Prompt:
Write the data below out exactly as it stands. Do not include the pictures.

##############################

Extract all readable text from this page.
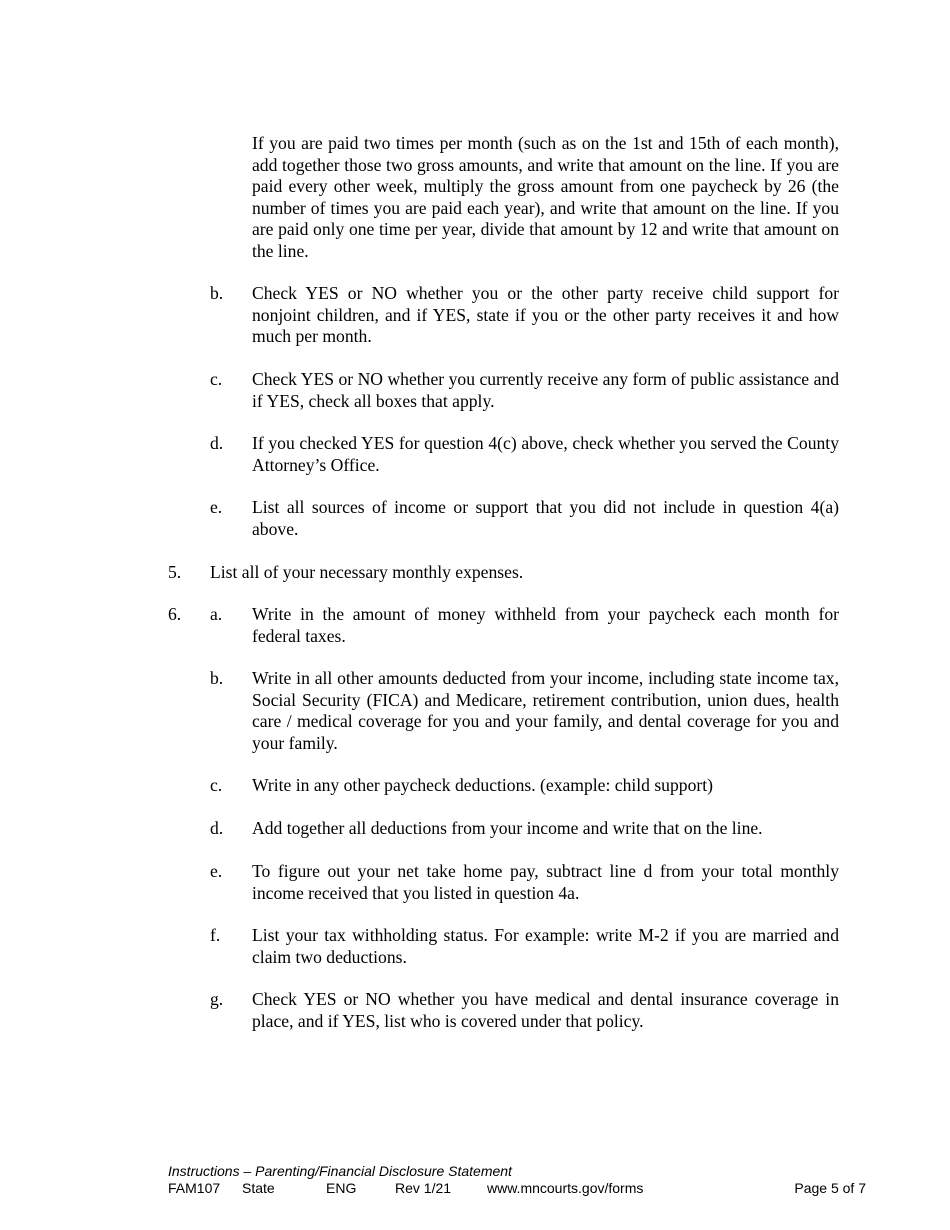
If you are paid two times per month (such as on the 1st and 15th of each month), add together those two gross amounts, and write that amount on the line. If you are paid every other week, multiply the gross amount from one paycheck by 26 (the number of times you are paid each year), and write that amount on the line. If you are paid only one time per year, divide that amount by 12 and write that amount on the line.

b. Check YES or NO whether you or the other party receive child support for nonjoint children, and if YES, state if you or the other party receives it and how much per month.

c. Check YES or NO whether you currently receive any form of public assistance and if YES, check all boxes that apply.

d. If you checked YES for question 4(c) above, check whether you served the County Attorney’s Office.

e. List all sources of income or support that you did not include in question 4(a) above.

5. List all of your necessary monthly expenses.

6. a. Write in the amount of money withheld from your paycheck each month for federal taxes.

b. Write in all other amounts deducted from your income, including state income tax, Social Security (FICA) and Medicare, retirement contribution, union dues, health care / medical coverage for you and your family, and dental coverage for you and your family.

c. Write in any other paycheck deductions. (example: child support)

d. Add together all deductions from your income and write that on the line.

e. To figure out your net take home pay, subtract line d from your total monthly income received that you listed in question 4a.

f. List your tax withholding status. For example: write M-2 if you are married and claim two deductions.

g. Check YES or NO whether you have medical and dental insurance coverage in place, and if YES, list who is covered under that policy.

Instructions – Parenting/Financial Disclosure Statement
FAM107 State	ENG	Rev 1/21	www.mncourts.gov/forms	Page 5 of 7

##############################

Answer to the exercise:
Extract all readable text from this page.
If you are paid two times per month (such as on the 1st and 15th of each month), add together those two gross amounts, and write that amount on the line. If you are paid every other week, multiply the gross amount from one paycheck by 26 (the number of times you are paid each year), and write that amount on the line. If you are paid only one time per year, divide that amount by 12 and write that amount on the line.

b. Check YES or NO whether you or the other party receive child support for nonjoint children, and if YES, state if you or the other party receives it and how much per month.

c. Check YES or NO whether you currently receive any form of public assistance and if YES, check all boxes that apply.

d. If you checked YES for question 4(c) above, check whether you served the County Attorney’s Office.

e. List all sources of income or support that you did not include in question 4(a) above.

5. List all of your necessary monthly expenses.

6. a. Write in the amount of money withheld from your paycheck each month for federal taxes.

b. Write in all other amounts deducted from your income, including state income tax, Social Security (FICA) and Medicare, retirement contribution, union dues, health care / medical coverage for you and your family, and dental coverage for you and your family.

c. Write in any other paycheck deductions. (example: child support)

d. Add together all deductions from your income and write that on the line.

e. To figure out your net take home pay, subtract line d from your total monthly income received that you listed in question 4a.

f. List your tax withholding status. For example: write M-2 if you are married and claim two deductions.

g. Check YES or NO whether you have medical and dental insurance coverage in place, and if YES, list who is covered under that policy.

Instructions – Parenting/Financial Disclosure Statement
FAM107 State	ENG	Rev 1/21	www.mncourts.gov/forms	Page 5 of 7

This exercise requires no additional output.